_EXERCISE OBJECTIVE:_
Wherever the word "puerto" shows up in a line, please copy that line.

_PROVIDED DATA:_
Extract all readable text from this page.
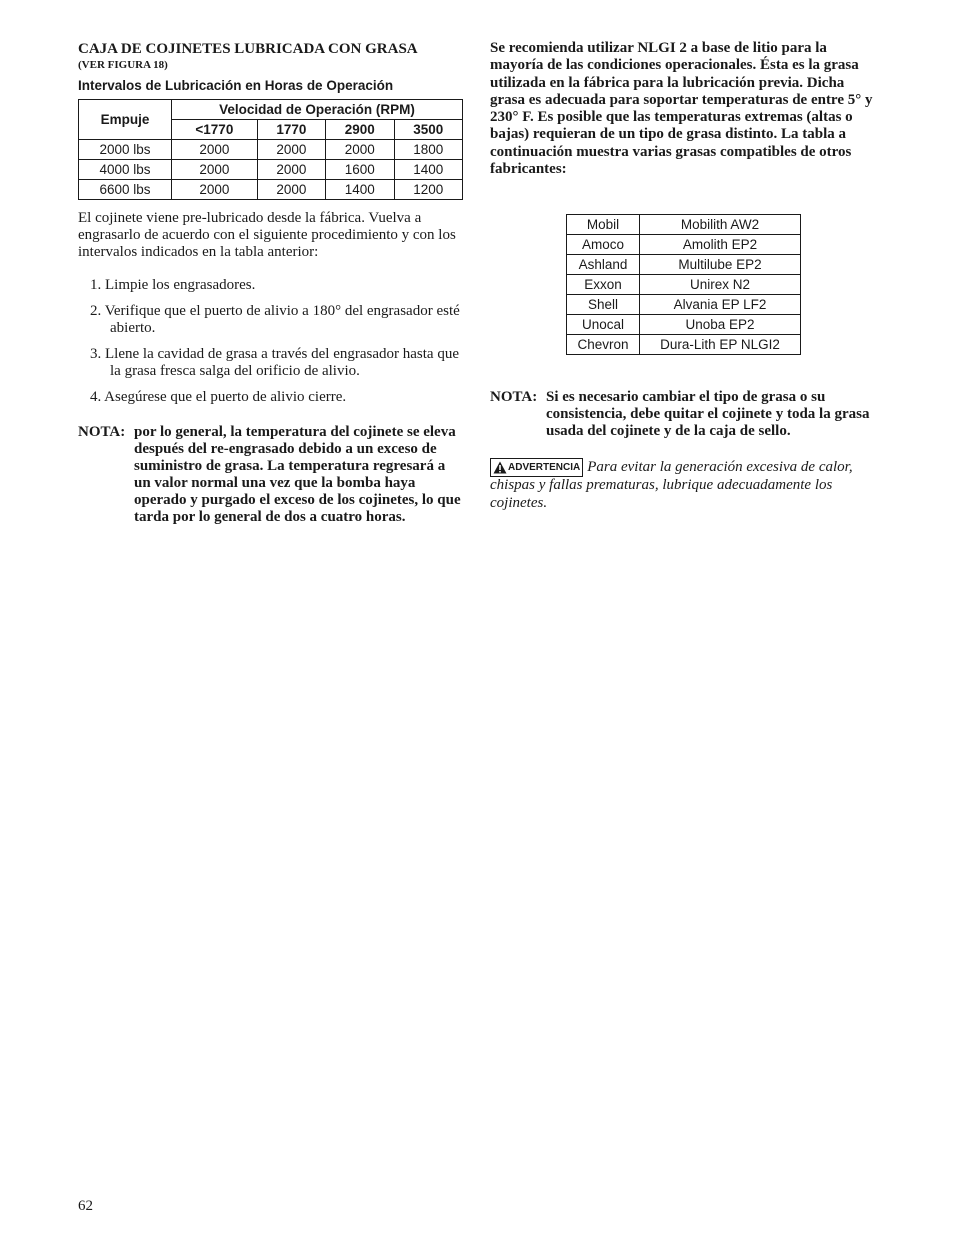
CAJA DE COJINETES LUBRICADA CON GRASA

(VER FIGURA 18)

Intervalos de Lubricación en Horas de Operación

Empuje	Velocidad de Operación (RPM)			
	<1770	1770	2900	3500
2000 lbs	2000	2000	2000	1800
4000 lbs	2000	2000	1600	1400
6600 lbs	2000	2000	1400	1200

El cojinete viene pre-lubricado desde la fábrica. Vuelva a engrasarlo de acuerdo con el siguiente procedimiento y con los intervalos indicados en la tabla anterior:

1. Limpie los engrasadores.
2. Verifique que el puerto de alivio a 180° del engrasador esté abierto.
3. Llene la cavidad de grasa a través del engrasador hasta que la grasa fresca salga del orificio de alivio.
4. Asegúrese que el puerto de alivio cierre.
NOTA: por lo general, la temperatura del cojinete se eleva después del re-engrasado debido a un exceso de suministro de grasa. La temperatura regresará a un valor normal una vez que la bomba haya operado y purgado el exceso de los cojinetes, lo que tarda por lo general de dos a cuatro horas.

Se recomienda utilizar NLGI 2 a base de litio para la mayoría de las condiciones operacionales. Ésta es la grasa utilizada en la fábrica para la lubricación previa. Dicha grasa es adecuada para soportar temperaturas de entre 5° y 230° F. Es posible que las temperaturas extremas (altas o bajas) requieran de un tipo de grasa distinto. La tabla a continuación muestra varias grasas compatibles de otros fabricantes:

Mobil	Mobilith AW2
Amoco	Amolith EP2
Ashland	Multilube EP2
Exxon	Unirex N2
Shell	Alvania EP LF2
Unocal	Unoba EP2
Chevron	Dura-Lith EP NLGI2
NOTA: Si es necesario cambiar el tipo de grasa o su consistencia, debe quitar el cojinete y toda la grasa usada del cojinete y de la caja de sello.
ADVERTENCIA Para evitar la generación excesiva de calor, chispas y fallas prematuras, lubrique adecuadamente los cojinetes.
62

_WRITTEN RESPONSE:_
2. Verifique que el puerto de alivio a 180° del engrasador esté abierto.
4. Asegúrese que el puerto de alivio cierre.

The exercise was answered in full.